## Task objective
Copy out the listing that follows exactly, dropping every picture.

## Records for this task

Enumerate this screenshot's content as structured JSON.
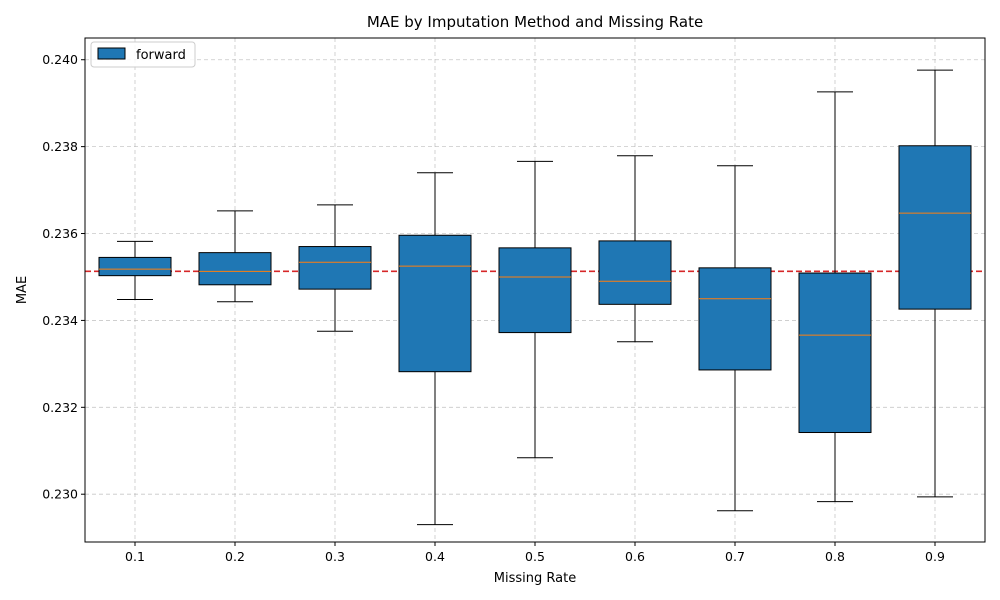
{
  "chart_data": {
    "type": "box",
    "title": "MAE by Imputation Method and Missing Rate",
    "xlabel": "Missing Rate",
    "ylabel": "MAE",
    "categories": [
      "0.1",
      "0.2",
      "0.3",
      "0.4",
      "0.5",
      "0.6",
      "0.7",
      "0.8",
      "0.9"
    ],
    "ylim": [
      0.2289,
      0.2405
    ],
    "yticks": [
      "0.230",
      "0.232",
      "0.234",
      "0.236",
      "0.238",
      "0.240"
    ],
    "grid": true,
    "legend_position": "top-left",
    "series": [
      {
        "name": "forward",
        "color": "#1f77b4",
        "median_color": "#ff7f0e",
        "boxes": [
          {
            "whislo": 0.23448,
            "q1": 0.23503,
            "median": 0.23518,
            "q3": 0.23545,
            "whishi": 0.23582
          },
          {
            "whislo": 0.23443,
            "q1": 0.23482,
            "median": 0.23513,
            "q3": 0.23556,
            "whishi": 0.23652
          },
          {
            "whislo": 0.23375,
            "q1": 0.23472,
            "median": 0.23534,
            "q3": 0.2357,
            "whishi": 0.23666
          },
          {
            "whislo": 0.2293,
            "q1": 0.23282,
            "median": 0.23525,
            "q3": 0.23596,
            "whishi": 0.2374
          },
          {
            "whislo": 0.23084,
            "q1": 0.23372,
            "median": 0.235,
            "q3": 0.23567,
            "whishi": 0.23766
          },
          {
            "whislo": 0.23351,
            "q1": 0.23437,
            "median": 0.2349,
            "q3": 0.23583,
            "whishi": 0.23779
          },
          {
            "whislo": 0.22962,
            "q1": 0.23286,
            "median": 0.2345,
            "q3": 0.23521,
            "whishi": 0.23756
          },
          {
            "whislo": 0.22983,
            "q1": 0.23142,
            "median": 0.23366,
            "q3": 0.23509,
            "whishi": 0.23926
          },
          {
            "whislo": 0.22994,
            "q1": 0.23426,
            "median": 0.23647,
            "q3": 0.23802,
            "whishi": 0.23976
          }
        ]
      }
    ],
    "reference_line": {
      "y": 0.23513,
      "color": "#d62728",
      "style": "dashed"
    }
  }
}
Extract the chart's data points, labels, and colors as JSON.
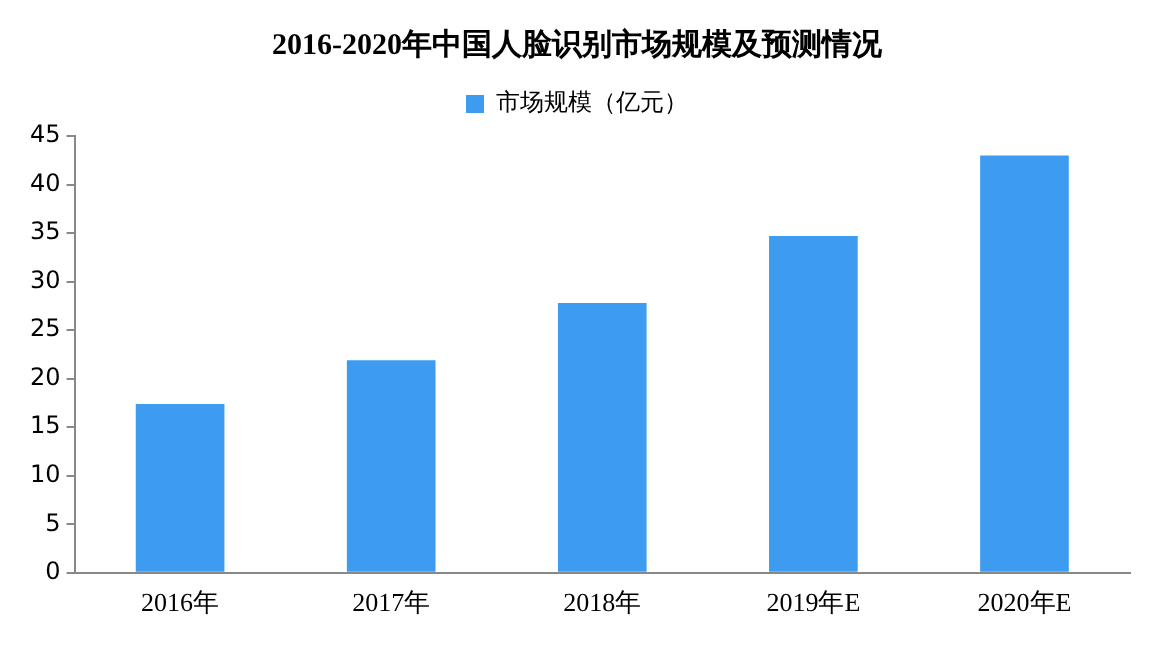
{
  "chart_data": {
    "type": "bar",
    "title": "2016-2020年中国人脸识别市场规模及预测情况",
    "categories": [
      "2016年",
      "2017年",
      "2018年",
      "2019年E",
      "2020年E"
    ],
    "series": [
      {
        "name": "市场规模（亿元）",
        "color": "#3d9bf0",
        "values": [
          17.4,
          21.9,
          27.8,
          34.7,
          43.0
        ]
      }
    ],
    "ylim": [
      0,
      45
    ],
    "yticks": [
      0,
      5,
      10,
      15,
      20,
      25,
      30,
      35,
      40,
      45
    ],
    "grid": false,
    "legend": "top"
  }
}
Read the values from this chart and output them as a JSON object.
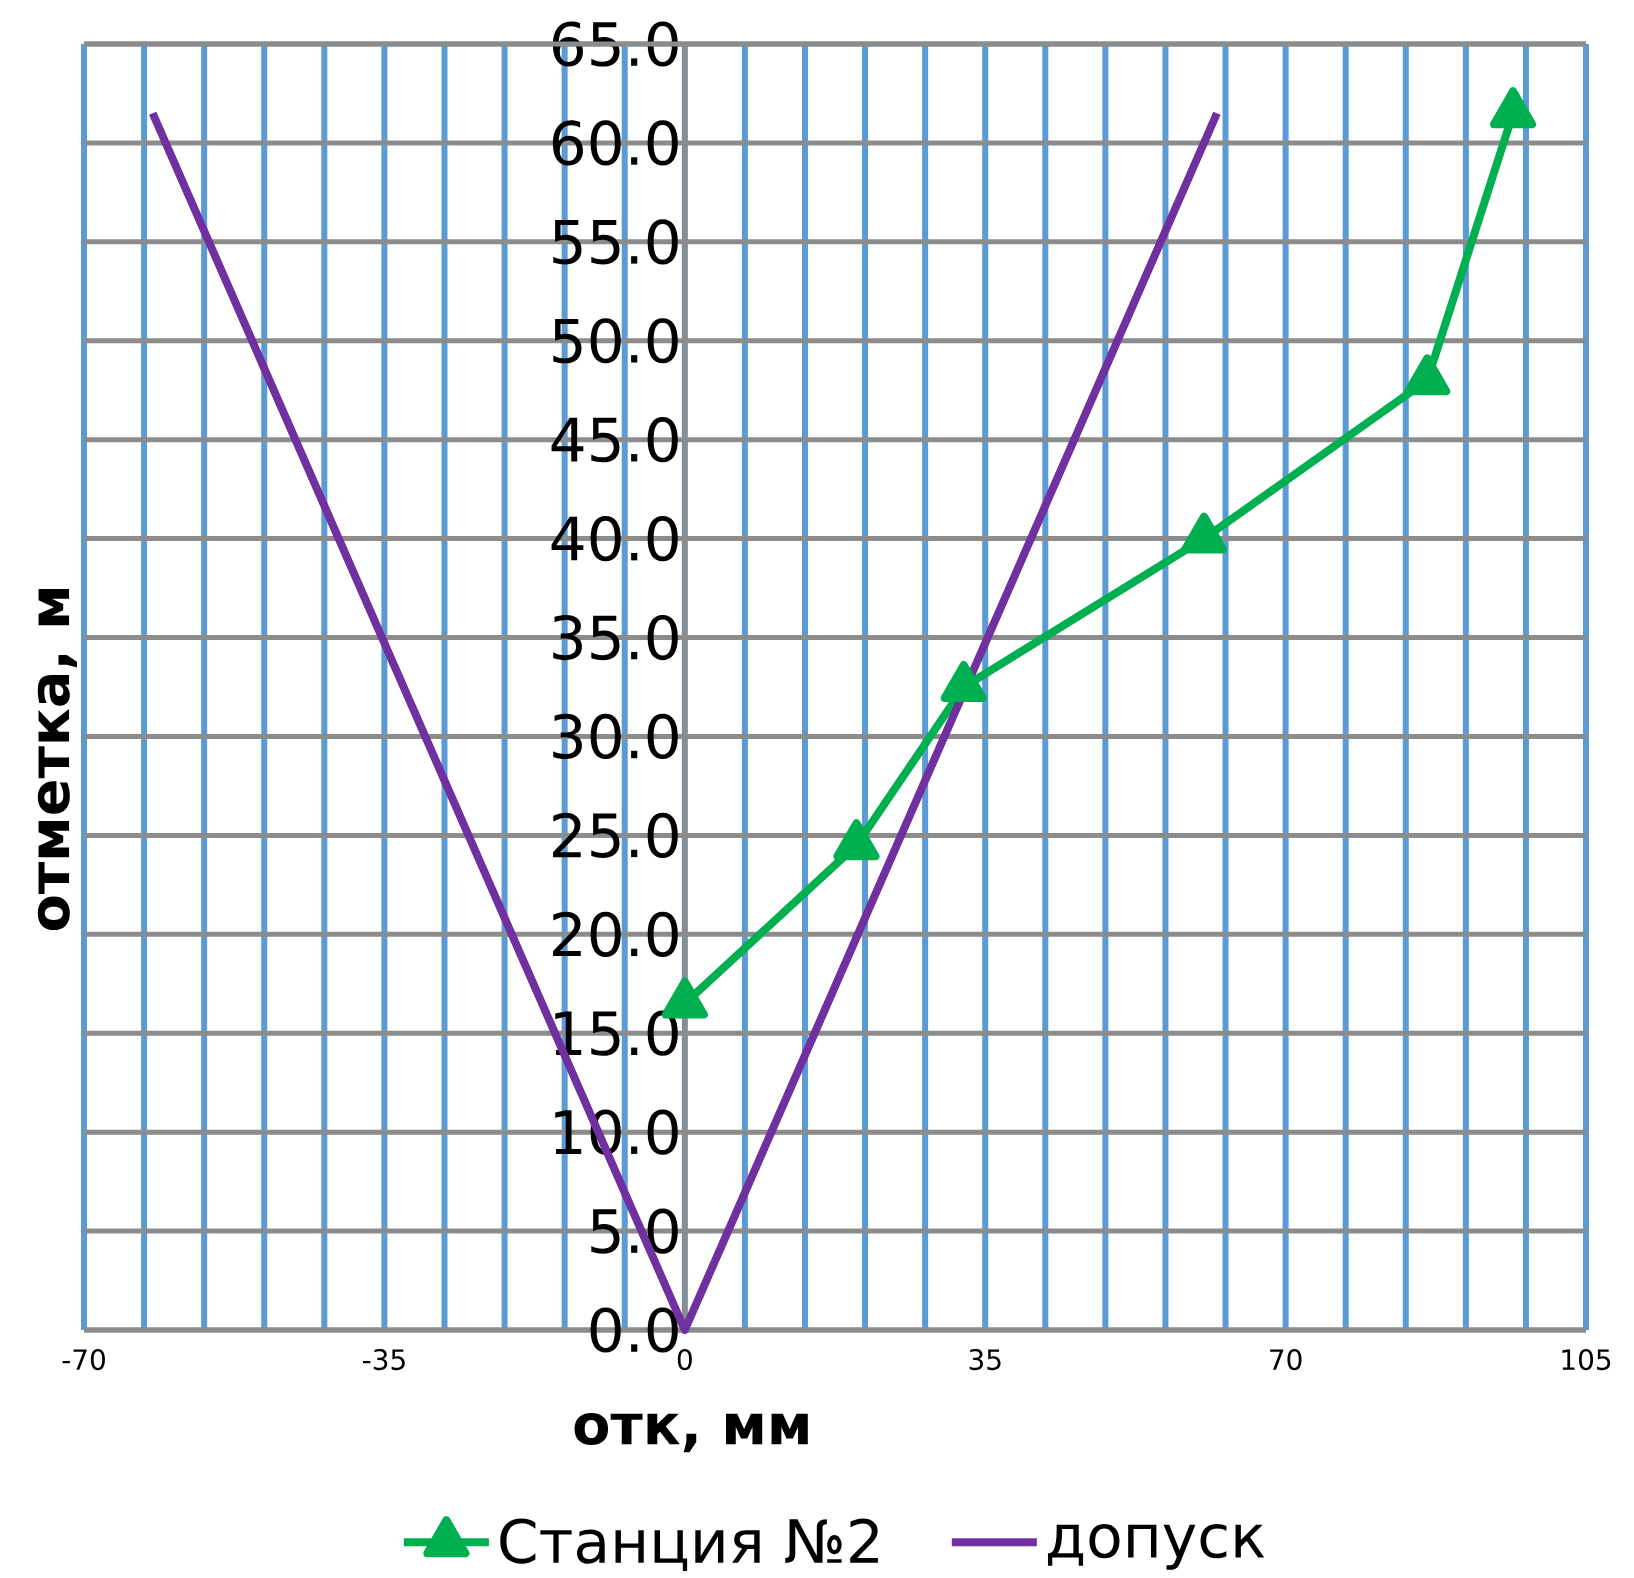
{
  "chart_data": {
    "type": "line",
    "xlabel": "отк, мм",
    "ylabel": "отметка, м",
    "xlim": [
      -70,
      105
    ],
    "ylim": [
      0,
      65
    ],
    "xticks": [
      -70,
      {
        "value": -63,
        "label": null
      },
      {
        "value": -56,
        "label": null
      },
      {
        "value": -49,
        "label": null
      },
      {
        "value": -42,
        "label": null
      },
      -35,
      {
        "value": -28,
        "label": null
      },
      {
        "value": -21,
        "label": null
      },
      {
        "value": -14,
        "label": null
      },
      {
        "value": -7,
        "label": null
      },
      0,
      {
        "value": 7,
        "label": null
      },
      {
        "value": 14,
        "label": null
      },
      {
        "value": 21,
        "label": null
      },
      {
        "value": 28,
        "label": null
      },
      35,
      {
        "value": 42,
        "label": null
      },
      {
        "value": 49,
        "label": null
      },
      {
        "value": 56,
        "label": null
      },
      {
        "value": 63,
        "label": null
      },
      70,
      {
        "value": 77,
        "label": null
      },
      {
        "value": 84,
        "label": null
      },
      {
        "value": 91,
        "label": null
      },
      {
        "value": 98,
        "label": null
      },
      105
    ],
    "yticks": [
      {
        "value": 0,
        "label": "0.0"
      },
      {
        "value": 5,
        "label": "5.0"
      },
      {
        "value": 10,
        "label": "10.0"
      },
      {
        "value": 15,
        "label": "15.0"
      },
      {
        "value": 20,
        "label": "20.0"
      },
      {
        "value": 25,
        "label": "25.0"
      },
      {
        "value": 30,
        "label": "30.0"
      },
      {
        "value": 35,
        "label": "35.0"
      },
      {
        "value": 40,
        "label": "40.0"
      },
      {
        "value": 45,
        "label": "45.0"
      },
      {
        "value": 50,
        "label": "50.0"
      },
      {
        "value": 55,
        "label": "55.0"
      },
      {
        "value": 60,
        "label": "60.0"
      },
      {
        "value": 65,
        "label": "65.0"
      }
    ],
    "grid": true,
    "legend": "bottom",
    "line_style": "solid",
    "series": [
      {
        "name": "Станция №2",
        "color": "#00b050",
        "marker": "triangle",
        "x": [
          0,
          20,
          32.5,
          60.5,
          86.5,
          96.5
        ],
        "values": [
          16.5,
          24.5,
          32.5,
          40,
          48,
          61.5
        ]
      },
      {
        "name": "допуск",
        "color": "#7030a0",
        "marker": "none",
        "x": [
          -62,
          0,
          62
        ],
        "values": [
          61.5,
          0,
          61.5
        ]
      }
    ]
  }
}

## Answer below
Enumerate this screenshot's content as structured JSON.
{
  "chart_data": {
    "type": "box",
    "title": "MAE by Imputation Method and Missing Rate",
    "xlabel": "Missing Rate",
    "ylabel": "MAE",
    "categories": [
      "0.1",
      "0.2",
      "0.3",
      "0.4",
      "0.5",
      "0.6",
      "0.7",
      "0.8",
      "0.9"
    ],
    "ylim": [
      0.2289,
      0.2405
    ],
    "yticks": [
      "0.230",
      "0.232",
      "0.234",
      "0.236",
      "0.238",
      "0.240"
    ],
    "grid": true,
    "legend_position": "top-left",
    "series": [
      {
        "name": "forward",
        "color": "#1f77b4",
        "median_color": "#ff7f0e",
        "boxes": [
          {
            "whislo": 0.23448,
            "q1": 0.23503,
            "median": 0.23518,
            "q3": 0.23545,
            "whishi": 0.23582
          },
          {
            "whislo": 0.23443,
            "q1": 0.23482,
            "median": 0.23513,
            "q3": 0.23556,
            "whishi": 0.23652
          },
          {
            "whislo": 0.23375,
            "q1": 0.23472,
            "median": 0.23534,
            "q3": 0.2357,
            "whishi": 0.23666
          },
          {
            "whislo": 0.2293,
            "q1": 0.23282,
            "median": 0.23525,
            "q3": 0.23596,
            "whishi": 0.2374
          },
          {
            "whislo": 0.23084,
            "q1": 0.23372,
            "median": 0.235,
            "q3": 0.23567,
            "whishi": 0.23766
          },
          {
            "whislo": 0.23351,
            "q1": 0.23437,
            "median": 0.2349,
            "q3": 0.23583,
            "whishi": 0.23779
          },
          {
            "whislo": 0.22962,
            "q1": 0.23286,
            "median": 0.2345,
            "q3": 0.23521,
            "whishi": 0.23756
          },
          {
            "whislo": 0.22983,
            "q1": 0.23142,
            "median": 0.23366,
            "q3": 0.23509,
            "whishi": 0.23926
          },
          {
            "whislo": 0.22994,
            "q1": 0.23426,
            "median": 0.23647,
            "q3": 0.23802,
            "whishi": 0.23976
          }
        ]
      }
    ],
    "reference_line": {
      "y": 0.23513,
      "color": "#d62728",
      "style": "dashed"
    }
  }
}
Extract the chart's data points, labels, and colors as JSON.
{
  "chart_data": {
    "type": "bar",
    "title": "2016-2020年中国人脸识别市场规模及预测情况",
    "categories": [
      "2016年",
      "2017年",
      "2018年",
      "2019年E",
      "2020年E"
    ],
    "series": [
      {
        "name": "市场规模（亿元）",
        "color": "#3d9bf0",
        "values": [
          17.4,
          21.9,
          27.8,
          34.7,
          43.0
        ]
      }
    ],
    "ylim": [
      0,
      45
    ],
    "yticks": [
      0,
      5,
      10,
      15,
      20,
      25,
      30,
      35,
      40,
      45
    ],
    "grid": false,
    "legend": "top"
  }
}
Read the values from this chart and output them as a JSON object.
{
  "chart_data": {
    "type": "line",
    "xlabel": "отк, мм",
    "ylabel": "отметка, м",
    "xlim": [
      -70,
      105
    ],
    "ylim": [
      0,
      65
    ],
    "xticks": [
      -70,
      {
        "value": -63,
        "label": null
      },
      {
        "value": -56,
        "label": null
      },
      {
        "value": -49,
        "label": null
      },
      {
        "value": -42,
        "label": null
      },
      -35,
      {
        "value": -28,
        "label": null
      },
      {
        "value": -21,
        "label": null
      },
      {
        "value": -14,
        "label": null
      },
      {
        "value": -7,
        "label": null
      },
      0,
      {
        "value": 7,
        "label": null
      },
      {
        "value": 14,
        "label": null
      },
      {
        "value": 21,
        "label": null
      },
      {
        "value": 28,
        "label": null
      },
      35,
      {
        "value": 42,
        "label": null
      },
      {
        "value": 49,
        "label": null
      },
      {
        "value": 56,
        "label": null
      },
      {
        "value": 63,
        "label": null
      },
      70,
      {
        "value": 77,
        "label": null
      },
      {
        "value": 84,
        "label": null
      },
      {
        "value": 91,
        "label": null
      },
      {
        "value": 98,
        "label": null
      },
      105
    ],
    "yticks": [
      {
        "value": 0,
        "label": "0.0"
      },
      {
        "value": 5,
        "label": "5.0"
      },
      {
        "value": 10,
        "label": "10.0"
      },
      {
        "value": 15,
        "label": "15.0"
      },
      {
        "value": 20,
        "label": "20.0"
      },
      {
        "value": 25,
        "label": "25.0"
      },
      {
        "value": 30,
        "label": "30.0"
      },
      {
        "value": 35,
        "label": "35.0"
      },
      {
        "value": 40,
        "label": "40.0"
      },
      {
        "value": 45,
        "label": "45.0"
      },
      {
        "value": 50,
        "label": "50.0"
      },
      {
        "value": 55,
        "label": "55.0"
      },
      {
        "value": 60,
        "label": "60.0"
      },
      {
        "value": 65,
        "label": "65.0"
      }
    ],
    "grid": true,
    "legend": "bottom",
    "line_style": "solid",
    "series": [
      {
        "name": "Станция №2",
        "color": "#00b050",
        "marker": "triangle",
        "x": [
          0,
          20,
          32.5,
          60.5,
          86.5,
          96.5
        ],
        "values": [
          16.5,
          24.5,
          32.5,
          40,
          48,
          61.5
        ]
      },
      {
        "name": "допуск",
        "color": "#7030a0",
        "marker": "none",
        "x": [
          -62,
          0,
          62
        ],
        "values": [
          61.5,
          0,
          61.5
        ]
      }
    ]
  }
}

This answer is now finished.